**Task**
Set down every record once more, exactly as given.

## START Given records

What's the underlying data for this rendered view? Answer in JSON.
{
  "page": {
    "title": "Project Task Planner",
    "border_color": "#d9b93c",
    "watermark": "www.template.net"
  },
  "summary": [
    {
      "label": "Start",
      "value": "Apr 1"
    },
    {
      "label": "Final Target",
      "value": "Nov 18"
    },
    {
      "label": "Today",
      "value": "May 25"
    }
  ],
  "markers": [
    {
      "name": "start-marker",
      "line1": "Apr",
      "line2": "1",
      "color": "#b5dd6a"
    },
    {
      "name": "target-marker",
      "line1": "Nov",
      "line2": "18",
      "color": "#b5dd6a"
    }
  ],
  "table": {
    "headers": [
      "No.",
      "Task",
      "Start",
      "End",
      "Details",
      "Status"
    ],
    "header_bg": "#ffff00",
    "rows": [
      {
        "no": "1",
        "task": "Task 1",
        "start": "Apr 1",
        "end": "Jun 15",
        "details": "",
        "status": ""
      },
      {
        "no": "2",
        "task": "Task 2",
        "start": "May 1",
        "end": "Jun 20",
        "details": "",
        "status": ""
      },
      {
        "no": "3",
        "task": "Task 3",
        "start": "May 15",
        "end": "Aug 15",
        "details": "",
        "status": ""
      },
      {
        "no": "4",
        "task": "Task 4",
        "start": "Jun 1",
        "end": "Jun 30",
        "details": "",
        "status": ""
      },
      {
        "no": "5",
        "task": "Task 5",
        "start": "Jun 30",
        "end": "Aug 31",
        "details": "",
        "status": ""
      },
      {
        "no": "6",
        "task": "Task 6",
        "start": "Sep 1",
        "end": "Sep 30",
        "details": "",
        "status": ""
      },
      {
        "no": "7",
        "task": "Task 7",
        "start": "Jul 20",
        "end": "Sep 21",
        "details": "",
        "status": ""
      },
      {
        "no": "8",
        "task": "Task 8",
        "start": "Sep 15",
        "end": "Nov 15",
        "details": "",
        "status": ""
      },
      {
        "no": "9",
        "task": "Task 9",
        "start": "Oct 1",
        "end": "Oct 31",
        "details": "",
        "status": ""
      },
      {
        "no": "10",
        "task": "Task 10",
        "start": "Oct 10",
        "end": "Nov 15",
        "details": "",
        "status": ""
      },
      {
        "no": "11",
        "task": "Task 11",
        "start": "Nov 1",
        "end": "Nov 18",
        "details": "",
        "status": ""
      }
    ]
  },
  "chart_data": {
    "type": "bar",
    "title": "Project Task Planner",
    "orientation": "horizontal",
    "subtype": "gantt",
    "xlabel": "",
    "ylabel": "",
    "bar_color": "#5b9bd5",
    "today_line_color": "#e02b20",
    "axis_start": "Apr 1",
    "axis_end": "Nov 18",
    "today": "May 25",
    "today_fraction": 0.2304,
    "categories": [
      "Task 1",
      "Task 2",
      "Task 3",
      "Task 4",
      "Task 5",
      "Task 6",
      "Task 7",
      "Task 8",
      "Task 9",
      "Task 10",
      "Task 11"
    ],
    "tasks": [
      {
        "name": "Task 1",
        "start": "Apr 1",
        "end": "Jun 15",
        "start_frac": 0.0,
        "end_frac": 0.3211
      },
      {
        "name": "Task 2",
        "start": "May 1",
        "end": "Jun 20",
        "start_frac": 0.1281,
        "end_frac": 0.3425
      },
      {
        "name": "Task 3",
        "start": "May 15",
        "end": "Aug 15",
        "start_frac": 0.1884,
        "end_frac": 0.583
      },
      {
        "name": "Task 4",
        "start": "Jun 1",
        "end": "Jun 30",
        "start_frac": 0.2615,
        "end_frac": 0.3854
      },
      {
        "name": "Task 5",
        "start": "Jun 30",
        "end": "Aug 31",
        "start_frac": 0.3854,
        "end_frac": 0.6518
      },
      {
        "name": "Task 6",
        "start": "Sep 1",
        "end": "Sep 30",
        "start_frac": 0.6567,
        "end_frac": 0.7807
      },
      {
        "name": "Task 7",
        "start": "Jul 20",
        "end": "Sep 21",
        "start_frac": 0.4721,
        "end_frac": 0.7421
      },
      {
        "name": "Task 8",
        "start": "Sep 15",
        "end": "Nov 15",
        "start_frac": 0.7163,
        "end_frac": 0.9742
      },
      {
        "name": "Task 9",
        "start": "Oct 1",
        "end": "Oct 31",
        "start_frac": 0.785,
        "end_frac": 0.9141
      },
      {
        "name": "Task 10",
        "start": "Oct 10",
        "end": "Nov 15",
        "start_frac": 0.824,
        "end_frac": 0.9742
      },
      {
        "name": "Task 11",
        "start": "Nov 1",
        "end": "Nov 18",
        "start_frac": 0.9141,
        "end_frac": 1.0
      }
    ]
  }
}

## END Given records

**Exercise result**
What's the underlying data for this rendered view? Answer in JSON.
{
  "page": {
    "title": "Project Task Planner",
    "border_color": "#d9b93c",
    "watermark": "www.template.net"
  },
  "summary": [
    {
      "label": "Start",
      "value": "Apr 1"
    },
    {
      "label": "Final Target",
      "value": "Nov 18"
    },
    {
      "label": "Today",
      "value": "May 25"
    }
  ],
  "markers": [
    {
      "name": "start-marker",
      "line1": "Apr",
      "line2": "1",
      "color": "#b5dd6a"
    },
    {
      "name": "target-marker",
      "line1": "Nov",
      "line2": "18",
      "color": "#b5dd6a"
    }
  ],
  "table": {
    "headers": [
      "No.",
      "Task",
      "Start",
      "End",
      "Details",
      "Status"
    ],
    "header_bg": "#ffff00",
    "rows": [
      {
        "no": "1",
        "task": "Task 1",
        "start": "Apr 1",
        "end": "Jun 15",
        "details": "",
        "status": ""
      },
      {
        "no": "2",
        "task": "Task 2",
        "start": "May 1",
        "end": "Jun 20",
        "details": "",
        "status": ""
      },
      {
        "no": "3",
        "task": "Task 3",
        "start": "May 15",
        "end": "Aug 15",
        "details": "",
        "status": ""
      },
      {
        "no": "4",
        "task": "Task 4",
        "start": "Jun 1",
        "end": "Jun 30",
        "details": "",
        "status": ""
      },
      {
        "no": "5",
        "task": "Task 5",
        "start": "Jun 30",
        "end": "Aug 31",
        "details": "",
        "status": ""
      },
      {
        "no": "6",
        "task": "Task 6",
        "start": "Sep 1",
        "end": "Sep 30",
        "details": "",
        "status": ""
      },
      {
        "no": "7",
        "task": "Task 7",
        "start": "Jul 20",
        "end": "Sep 21",
        "details": "",
        "status": ""
      },
      {
        "no": "8",
        "task": "Task 8",
        "start": "Sep 15",
        "end": "Nov 15",
        "details": "",
        "status": ""
      },
      {
        "no": "9",
        "task": "Task 9",
        "start": "Oct 1",
        "end": "Oct 31",
        "details": "",
        "status": ""
      },
      {
        "no": "10",
        "task": "Task 10",
        "start": "Oct 10",
        "end": "Nov 15",
        "details": "",
        "status": ""
      },
      {
        "no": "11",
        "task": "Task 11",
        "start": "Nov 1",
        "end": "Nov 18",
        "details": "",
        "status": ""
      }
    ]
  },
  "chart_data": {
    "type": "bar",
    "title": "Project Task Planner",
    "orientation": "horizontal",
    "subtype": "gantt",
    "xlabel": "",
    "ylabel": "",
    "bar_color": "#5b9bd5",
    "today_line_color": "#e02b20",
    "axis_start": "Apr 1",
    "axis_end": "Nov 18",
    "today": "May 25",
    "today_fraction": 0.2304,
    "categories": [
      "Task 1",
      "Task 2",
      "Task 3",
      "Task 4",
      "Task 5",
      "Task 6",
      "Task 7",
      "Task 8",
      "Task 9",
      "Task 10",
      "Task 11"
    ],
    "tasks": [
      {
        "name": "Task 1",
        "start": "Apr 1",
        "end": "Jun 15",
        "start_frac": 0.0,
        "end_frac": 0.3211
      },
      {
        "name": "Task 2",
        "start": "May 1",
        "end": "Jun 20",
        "start_frac": 0.1281,
        "end_frac": 0.3425
      },
      {
        "name": "Task 3",
        "start": "May 15",
        "end": "Aug 15",
        "start_frac": 0.1884,
        "end_frac": 0.583
      },
      {
        "name": "Task 4",
        "start": "Jun 1",
        "end": "Jun 30",
        "start_frac": 0.2615,
        "end_frac": 0.3854
      },
      {
        "name": "Task 5",
        "start": "Jun 30",
        "end": "Aug 31",
        "start_frac": 0.3854,
        "end_frac": 0.6518
      },
      {
        "name": "Task 6",
        "start": "Sep 1",
        "end": "Sep 30",
        "start_frac": 0.6567,
        "end_frac": 0.7807
      },
      {
        "name": "Task 7",
        "start": "Jul 20",
        "end": "Sep 21",
        "start_frac": 0.4721,
        "end_frac": 0.7421
      },
      {
        "name": "Task 8",
        "start": "Sep 15",
        "end": "Nov 15",
        "start_frac": 0.7163,
        "end_frac": 0.9742
      },
      {
        "name": "Task 9",
        "start": "Oct 1",
        "end": "Oct 31",
        "start_frac": 0.785,
        "end_frac": 0.9141
      },
      {
        "name": "Task 10",
        "start": "Oct 10",
        "end": "Nov 15",
        "start_frac": 0.824,
        "end_frac": 0.9742
      },
      {
        "name": "Task 11",
        "start": "Nov 1",
        "end": "Nov 18",
        "start_frac": 0.9141,
        "end_frac": 1.0
      }
    ]
  }
}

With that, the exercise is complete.